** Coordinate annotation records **
========

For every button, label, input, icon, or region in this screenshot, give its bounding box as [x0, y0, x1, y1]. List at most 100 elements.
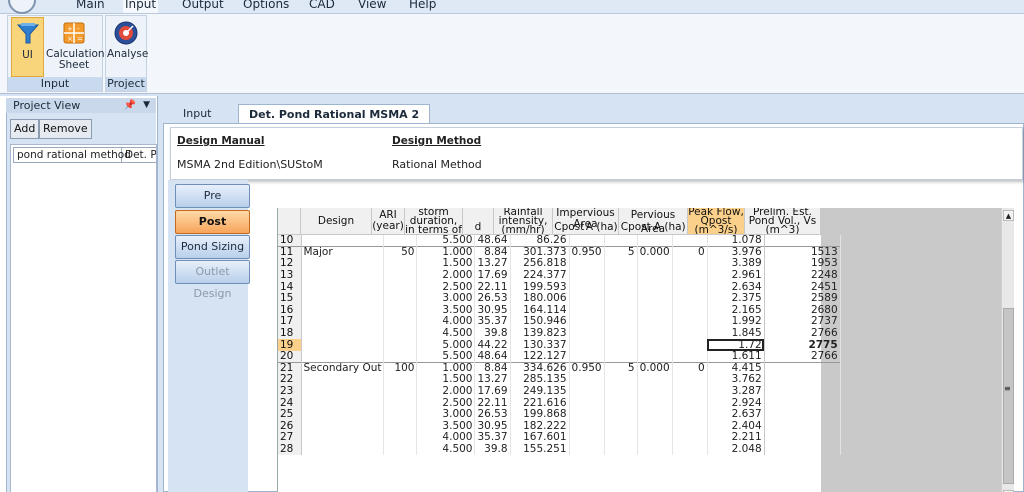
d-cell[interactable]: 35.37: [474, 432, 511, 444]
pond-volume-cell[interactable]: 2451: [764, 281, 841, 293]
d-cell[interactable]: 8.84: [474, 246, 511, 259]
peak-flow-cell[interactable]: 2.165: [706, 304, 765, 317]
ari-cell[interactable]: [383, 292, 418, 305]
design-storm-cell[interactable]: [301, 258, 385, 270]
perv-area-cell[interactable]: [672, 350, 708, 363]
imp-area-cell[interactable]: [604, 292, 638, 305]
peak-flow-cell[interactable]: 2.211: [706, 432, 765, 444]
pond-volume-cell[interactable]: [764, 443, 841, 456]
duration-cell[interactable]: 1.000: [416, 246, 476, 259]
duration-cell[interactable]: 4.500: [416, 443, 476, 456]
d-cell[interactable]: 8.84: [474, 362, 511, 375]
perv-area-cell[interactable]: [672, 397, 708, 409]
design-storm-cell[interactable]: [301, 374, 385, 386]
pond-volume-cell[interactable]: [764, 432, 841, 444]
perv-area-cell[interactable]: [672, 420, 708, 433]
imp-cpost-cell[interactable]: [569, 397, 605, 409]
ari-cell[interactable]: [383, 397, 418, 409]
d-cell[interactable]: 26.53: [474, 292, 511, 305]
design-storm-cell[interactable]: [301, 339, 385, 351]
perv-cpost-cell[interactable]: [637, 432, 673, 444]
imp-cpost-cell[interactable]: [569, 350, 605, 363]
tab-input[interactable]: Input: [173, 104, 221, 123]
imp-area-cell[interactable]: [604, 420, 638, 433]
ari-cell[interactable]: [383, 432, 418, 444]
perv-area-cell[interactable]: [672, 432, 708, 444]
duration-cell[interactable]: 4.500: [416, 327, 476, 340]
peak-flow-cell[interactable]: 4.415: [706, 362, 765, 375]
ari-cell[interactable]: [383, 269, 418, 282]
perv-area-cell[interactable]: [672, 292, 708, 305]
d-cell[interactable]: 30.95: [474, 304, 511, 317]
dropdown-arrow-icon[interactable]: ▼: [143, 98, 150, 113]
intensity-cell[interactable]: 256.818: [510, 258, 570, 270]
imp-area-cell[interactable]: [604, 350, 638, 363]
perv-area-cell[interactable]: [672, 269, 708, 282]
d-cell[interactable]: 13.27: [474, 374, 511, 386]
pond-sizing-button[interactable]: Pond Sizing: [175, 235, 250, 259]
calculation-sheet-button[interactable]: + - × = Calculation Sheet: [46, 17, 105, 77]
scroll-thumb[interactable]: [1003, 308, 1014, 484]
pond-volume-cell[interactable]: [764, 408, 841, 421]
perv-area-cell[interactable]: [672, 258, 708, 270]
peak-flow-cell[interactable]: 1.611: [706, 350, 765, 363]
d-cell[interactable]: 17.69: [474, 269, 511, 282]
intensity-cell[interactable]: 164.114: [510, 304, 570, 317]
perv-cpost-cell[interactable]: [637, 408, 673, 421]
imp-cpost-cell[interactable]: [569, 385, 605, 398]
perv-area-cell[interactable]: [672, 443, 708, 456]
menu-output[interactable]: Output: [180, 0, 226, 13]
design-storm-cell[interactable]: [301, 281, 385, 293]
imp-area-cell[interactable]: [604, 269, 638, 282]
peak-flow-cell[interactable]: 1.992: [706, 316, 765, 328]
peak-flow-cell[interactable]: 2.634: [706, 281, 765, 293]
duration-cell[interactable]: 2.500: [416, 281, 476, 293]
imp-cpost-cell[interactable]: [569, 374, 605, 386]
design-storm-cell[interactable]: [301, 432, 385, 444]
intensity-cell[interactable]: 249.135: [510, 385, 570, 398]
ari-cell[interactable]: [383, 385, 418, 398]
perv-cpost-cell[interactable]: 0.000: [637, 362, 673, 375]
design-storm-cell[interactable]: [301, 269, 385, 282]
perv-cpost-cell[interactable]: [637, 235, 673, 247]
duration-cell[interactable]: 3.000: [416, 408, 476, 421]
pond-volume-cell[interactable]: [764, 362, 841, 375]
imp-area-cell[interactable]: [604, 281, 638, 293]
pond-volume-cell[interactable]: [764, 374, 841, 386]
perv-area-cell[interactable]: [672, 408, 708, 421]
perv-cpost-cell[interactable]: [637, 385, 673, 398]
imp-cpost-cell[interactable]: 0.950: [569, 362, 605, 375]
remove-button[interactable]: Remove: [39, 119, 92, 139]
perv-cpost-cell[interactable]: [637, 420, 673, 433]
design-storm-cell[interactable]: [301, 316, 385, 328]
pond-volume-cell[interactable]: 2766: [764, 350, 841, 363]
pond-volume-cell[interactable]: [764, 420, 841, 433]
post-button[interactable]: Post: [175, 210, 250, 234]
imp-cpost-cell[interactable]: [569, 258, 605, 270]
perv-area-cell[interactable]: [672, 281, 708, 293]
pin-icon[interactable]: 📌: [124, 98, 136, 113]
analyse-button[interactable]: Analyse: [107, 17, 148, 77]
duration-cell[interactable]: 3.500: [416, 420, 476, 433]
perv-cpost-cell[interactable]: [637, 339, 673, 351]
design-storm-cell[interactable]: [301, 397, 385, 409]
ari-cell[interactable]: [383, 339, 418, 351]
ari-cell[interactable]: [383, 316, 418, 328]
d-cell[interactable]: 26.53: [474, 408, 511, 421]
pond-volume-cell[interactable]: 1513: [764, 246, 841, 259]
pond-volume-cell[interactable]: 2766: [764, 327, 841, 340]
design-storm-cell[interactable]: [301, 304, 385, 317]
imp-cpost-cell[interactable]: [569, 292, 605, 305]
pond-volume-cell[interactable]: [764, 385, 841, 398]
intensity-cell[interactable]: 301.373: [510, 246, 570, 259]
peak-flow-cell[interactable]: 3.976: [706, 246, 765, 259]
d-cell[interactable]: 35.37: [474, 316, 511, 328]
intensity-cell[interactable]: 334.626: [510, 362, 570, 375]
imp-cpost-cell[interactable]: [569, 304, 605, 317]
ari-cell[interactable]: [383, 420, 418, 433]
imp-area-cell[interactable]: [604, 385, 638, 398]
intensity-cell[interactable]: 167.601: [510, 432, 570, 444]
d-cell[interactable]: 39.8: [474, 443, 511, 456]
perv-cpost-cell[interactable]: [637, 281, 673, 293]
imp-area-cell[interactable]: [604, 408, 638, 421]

========

** EXERCISE **
Pick out each row above that contains the string "intensity", and copy those rows in full.

** RESULT BELOW **
intensity-cell[interactable]: 256.818: [510, 258, 570, 270]
intensity-cell[interactable]: 164.114: [510, 304, 570, 317]
intensity-cell[interactable]: 249.135: [510, 385, 570, 398]
intensity-cell[interactable]: 301.373: [510, 246, 570, 259]
intensity-cell[interactable]: 334.626: [510, 362, 570, 375]
intensity-cell[interactable]: 167.601: [510, 432, 570, 444]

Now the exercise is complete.